## Begin PASSAGE SHOWN

2.2 Statistical Traffic Classification

Traffic classification is one of the essential network management functions, which reveals what kinds of applications are present in a network traffic flow. It can also be used for anomaly detection, determining whether a flow is involved with malicious attacks, such as infiltration and denial of service.

A network traffic flow is a sequence of packets from one source to another destination, typically represented by a tuple of four attributes (source/destination IP addresses, source/destination ports). We can compute statistical characteristics for one flow, such as flow duration, number of packets, packet sizes, and packet inter-arrival time. Statistical traffic classification approaches utilize these computed characteristics as features for machine learning model training and its inference. Even though the existing approaches[8-16] yield feasible classification performance, they have constraints to apply to IoT devices: that is, they are based on computation-expensive machine learning algorithms inappropriate for IoT devices.

Ⅲ. Experiment Setup

3.1 Datasets

We evaluate the hierarchical anomaly detection using six widely used network intrusion datasets: KDD’99, NSL-KDD, UNSW-NB15, CICIDS-2017, CICIDS-2018, and UNR-IDD[17-22].

KDD’99[17] is a dataset that consists of network traffic instances characterized by 41 features, which can be classified as one of four attack categories: Denial of Service (DoS), User to Root (U2R), Remote to Local (R2L), and Probing attacks. Even though it is outdated, it is widely used for evaluating approaches for detecting network intrusions.

NSL-KDD[18] is a refined KDD’99 dataset. It solves inherent problems of KDD’99 such as a large number of duplicated instances and uneven levels of instance difficulty for classification by providing refined and preprocessed training and testing datasets.

UNSW-NB15[19,20] is a synthetic dataset comprised of normal and contemporary attacks activities created by IXIA PerfectStorm. We utilize the preprocessed flow-level traces with 49 features used in [19].

CICIDS 2017 and 2018 datasets[21] offer raw packet capture traces of network traffic that consist of benign and malicious network activities. We use the dataset that consists of 61 network flow statistics extracted and cleaned from the raw packet traces[23].

UNR-IDD[22] is an intrusion detection dataset of network statistics on 32 metrics observed at switch/router ports. By providing the port statistics instead of flow level ones, it enables a fine-grained network flow analysis and classification at the port level.

## End PASSAGE SHOWN
## Begin EXTRACTED DATA

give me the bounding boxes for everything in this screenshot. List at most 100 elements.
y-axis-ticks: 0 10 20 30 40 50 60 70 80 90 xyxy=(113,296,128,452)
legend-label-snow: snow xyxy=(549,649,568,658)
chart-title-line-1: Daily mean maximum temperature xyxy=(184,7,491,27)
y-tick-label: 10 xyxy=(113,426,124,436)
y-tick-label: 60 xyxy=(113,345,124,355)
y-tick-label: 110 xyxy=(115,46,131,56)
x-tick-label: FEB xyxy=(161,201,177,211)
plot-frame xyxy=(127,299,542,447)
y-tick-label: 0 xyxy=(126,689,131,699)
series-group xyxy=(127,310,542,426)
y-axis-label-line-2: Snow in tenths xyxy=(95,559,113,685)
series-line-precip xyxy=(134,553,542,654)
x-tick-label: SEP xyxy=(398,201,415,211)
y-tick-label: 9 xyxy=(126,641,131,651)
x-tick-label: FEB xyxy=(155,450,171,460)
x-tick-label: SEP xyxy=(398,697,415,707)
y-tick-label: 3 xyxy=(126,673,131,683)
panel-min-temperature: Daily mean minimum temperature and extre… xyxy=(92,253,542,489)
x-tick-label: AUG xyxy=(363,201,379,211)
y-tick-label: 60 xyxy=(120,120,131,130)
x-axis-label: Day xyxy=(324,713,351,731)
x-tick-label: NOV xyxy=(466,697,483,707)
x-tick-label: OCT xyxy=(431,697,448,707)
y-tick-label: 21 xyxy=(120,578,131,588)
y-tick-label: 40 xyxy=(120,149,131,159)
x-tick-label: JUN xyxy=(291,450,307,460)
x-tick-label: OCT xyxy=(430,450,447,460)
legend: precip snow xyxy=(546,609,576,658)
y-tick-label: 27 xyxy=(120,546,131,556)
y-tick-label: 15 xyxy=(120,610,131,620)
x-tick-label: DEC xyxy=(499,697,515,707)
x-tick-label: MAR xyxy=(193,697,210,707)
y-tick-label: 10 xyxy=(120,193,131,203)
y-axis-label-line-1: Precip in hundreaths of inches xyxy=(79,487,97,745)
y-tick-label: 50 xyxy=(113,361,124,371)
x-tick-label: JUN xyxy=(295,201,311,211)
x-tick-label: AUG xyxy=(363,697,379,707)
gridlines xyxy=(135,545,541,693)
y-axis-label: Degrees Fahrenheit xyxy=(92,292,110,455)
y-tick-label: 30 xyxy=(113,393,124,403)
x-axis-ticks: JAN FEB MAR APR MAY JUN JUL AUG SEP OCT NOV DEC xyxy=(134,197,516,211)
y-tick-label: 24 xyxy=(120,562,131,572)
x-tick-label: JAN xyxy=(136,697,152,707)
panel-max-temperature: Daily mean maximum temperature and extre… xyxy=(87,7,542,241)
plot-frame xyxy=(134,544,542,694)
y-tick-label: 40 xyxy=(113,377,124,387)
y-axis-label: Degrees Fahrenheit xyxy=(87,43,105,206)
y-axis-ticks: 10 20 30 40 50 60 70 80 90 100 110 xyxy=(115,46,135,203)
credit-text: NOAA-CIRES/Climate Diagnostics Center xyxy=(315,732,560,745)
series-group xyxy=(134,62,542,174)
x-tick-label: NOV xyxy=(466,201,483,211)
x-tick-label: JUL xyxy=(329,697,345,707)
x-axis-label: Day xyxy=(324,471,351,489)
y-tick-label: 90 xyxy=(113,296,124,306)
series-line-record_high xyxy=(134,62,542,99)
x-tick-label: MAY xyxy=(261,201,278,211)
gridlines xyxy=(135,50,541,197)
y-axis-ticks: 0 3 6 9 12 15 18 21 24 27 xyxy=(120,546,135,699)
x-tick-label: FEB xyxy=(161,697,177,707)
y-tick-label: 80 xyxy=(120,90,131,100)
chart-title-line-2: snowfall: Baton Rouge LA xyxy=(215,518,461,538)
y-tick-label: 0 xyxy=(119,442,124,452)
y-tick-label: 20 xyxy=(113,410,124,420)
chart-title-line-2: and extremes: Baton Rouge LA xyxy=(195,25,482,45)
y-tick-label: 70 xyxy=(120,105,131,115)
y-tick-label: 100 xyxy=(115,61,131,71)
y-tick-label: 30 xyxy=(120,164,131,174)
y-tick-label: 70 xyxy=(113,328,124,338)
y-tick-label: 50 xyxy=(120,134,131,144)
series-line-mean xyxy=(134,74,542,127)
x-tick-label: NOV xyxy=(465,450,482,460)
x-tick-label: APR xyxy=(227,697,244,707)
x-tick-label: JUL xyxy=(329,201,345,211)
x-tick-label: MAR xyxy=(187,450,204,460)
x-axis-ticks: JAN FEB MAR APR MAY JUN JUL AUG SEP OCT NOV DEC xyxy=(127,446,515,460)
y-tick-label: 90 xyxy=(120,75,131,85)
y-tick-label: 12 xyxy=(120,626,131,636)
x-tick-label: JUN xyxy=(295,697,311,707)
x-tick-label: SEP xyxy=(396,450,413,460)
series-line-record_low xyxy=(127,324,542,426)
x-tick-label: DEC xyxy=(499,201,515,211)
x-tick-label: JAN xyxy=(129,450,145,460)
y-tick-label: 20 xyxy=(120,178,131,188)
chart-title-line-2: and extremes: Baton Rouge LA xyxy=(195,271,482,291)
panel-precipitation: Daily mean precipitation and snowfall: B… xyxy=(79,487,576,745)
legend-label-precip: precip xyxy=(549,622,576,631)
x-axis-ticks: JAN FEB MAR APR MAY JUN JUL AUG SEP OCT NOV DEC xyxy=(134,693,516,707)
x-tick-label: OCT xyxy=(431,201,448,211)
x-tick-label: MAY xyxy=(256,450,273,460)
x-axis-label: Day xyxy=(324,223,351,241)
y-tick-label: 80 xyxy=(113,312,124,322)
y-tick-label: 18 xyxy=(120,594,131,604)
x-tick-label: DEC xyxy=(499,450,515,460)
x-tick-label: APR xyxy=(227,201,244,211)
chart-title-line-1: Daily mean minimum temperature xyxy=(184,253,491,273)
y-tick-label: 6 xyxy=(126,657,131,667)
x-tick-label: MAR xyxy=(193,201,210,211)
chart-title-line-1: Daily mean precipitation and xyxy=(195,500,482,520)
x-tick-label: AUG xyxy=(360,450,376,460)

## End EXTRACTED DATA
## Begin EXTRACTED DATA

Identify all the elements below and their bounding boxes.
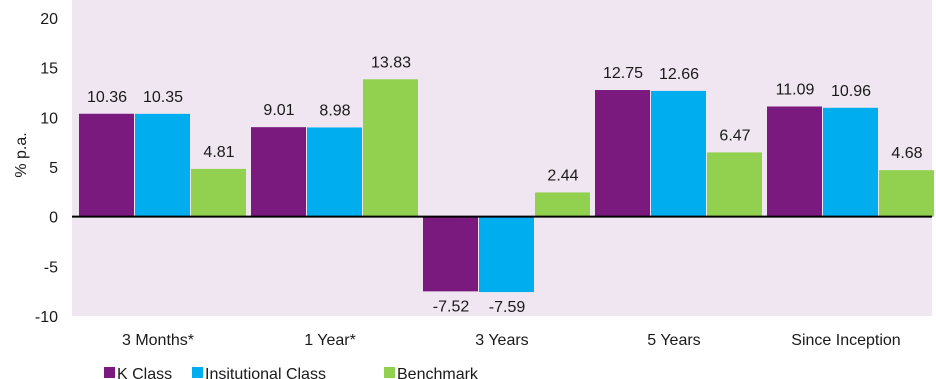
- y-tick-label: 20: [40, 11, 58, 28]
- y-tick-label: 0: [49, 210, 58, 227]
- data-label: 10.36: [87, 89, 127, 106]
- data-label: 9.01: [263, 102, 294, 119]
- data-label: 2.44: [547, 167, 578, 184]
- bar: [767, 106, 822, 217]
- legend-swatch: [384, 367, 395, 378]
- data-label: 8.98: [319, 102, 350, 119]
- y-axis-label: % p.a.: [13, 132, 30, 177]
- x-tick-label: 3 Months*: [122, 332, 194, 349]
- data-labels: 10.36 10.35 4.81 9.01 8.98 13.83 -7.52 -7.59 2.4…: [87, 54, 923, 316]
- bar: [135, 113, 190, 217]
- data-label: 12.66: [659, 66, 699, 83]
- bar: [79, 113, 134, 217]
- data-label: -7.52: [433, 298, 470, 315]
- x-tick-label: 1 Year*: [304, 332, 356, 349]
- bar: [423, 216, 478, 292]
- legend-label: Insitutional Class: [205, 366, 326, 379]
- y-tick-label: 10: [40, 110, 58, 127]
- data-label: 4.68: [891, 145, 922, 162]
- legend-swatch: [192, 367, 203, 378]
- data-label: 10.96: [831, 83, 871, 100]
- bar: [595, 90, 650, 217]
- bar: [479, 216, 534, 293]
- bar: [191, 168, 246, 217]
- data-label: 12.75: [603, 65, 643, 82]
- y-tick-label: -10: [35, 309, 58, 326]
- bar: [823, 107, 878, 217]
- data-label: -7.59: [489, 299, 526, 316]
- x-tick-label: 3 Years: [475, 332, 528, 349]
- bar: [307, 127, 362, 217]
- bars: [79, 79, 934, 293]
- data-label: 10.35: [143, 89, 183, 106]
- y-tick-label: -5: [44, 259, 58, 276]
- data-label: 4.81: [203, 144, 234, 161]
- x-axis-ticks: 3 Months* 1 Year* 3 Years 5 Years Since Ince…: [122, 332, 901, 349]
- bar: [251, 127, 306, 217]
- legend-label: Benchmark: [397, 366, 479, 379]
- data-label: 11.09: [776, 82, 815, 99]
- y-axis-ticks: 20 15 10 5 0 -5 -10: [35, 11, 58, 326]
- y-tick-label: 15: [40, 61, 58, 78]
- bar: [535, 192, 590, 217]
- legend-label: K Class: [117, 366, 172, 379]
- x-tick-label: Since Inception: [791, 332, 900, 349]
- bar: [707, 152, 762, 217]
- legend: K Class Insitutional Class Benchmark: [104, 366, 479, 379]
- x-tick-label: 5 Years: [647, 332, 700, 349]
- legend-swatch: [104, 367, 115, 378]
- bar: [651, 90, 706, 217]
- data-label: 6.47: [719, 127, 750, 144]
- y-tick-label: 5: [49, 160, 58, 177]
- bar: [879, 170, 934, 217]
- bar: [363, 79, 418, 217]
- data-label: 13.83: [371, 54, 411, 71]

## End EXTRACTED DATA

Transcribe everything in the traffic classification passage from "We evaluate the" down to "detecting network intrusions.". Rely on the traffic classification passage alone and not on the data.

We evaluate the hierarchical anomaly detection using six widely used network intrusion datasets: KDD’99, NSL-KDD, UNSW-NB15, CICIDS-2017, CICIDS-2018, and UNR-IDD[17-22].

KDD’99[17] is a dataset that consists of network traffic instances characterized by 41 features, which can be classified as one of four attack categories: Denial of Service (DoS), User to Root (U2R), Remote to Local (R2L), and Probing attacks. Even though it is outdated, it is widely used for evaluating approaches for detecting network intrusions.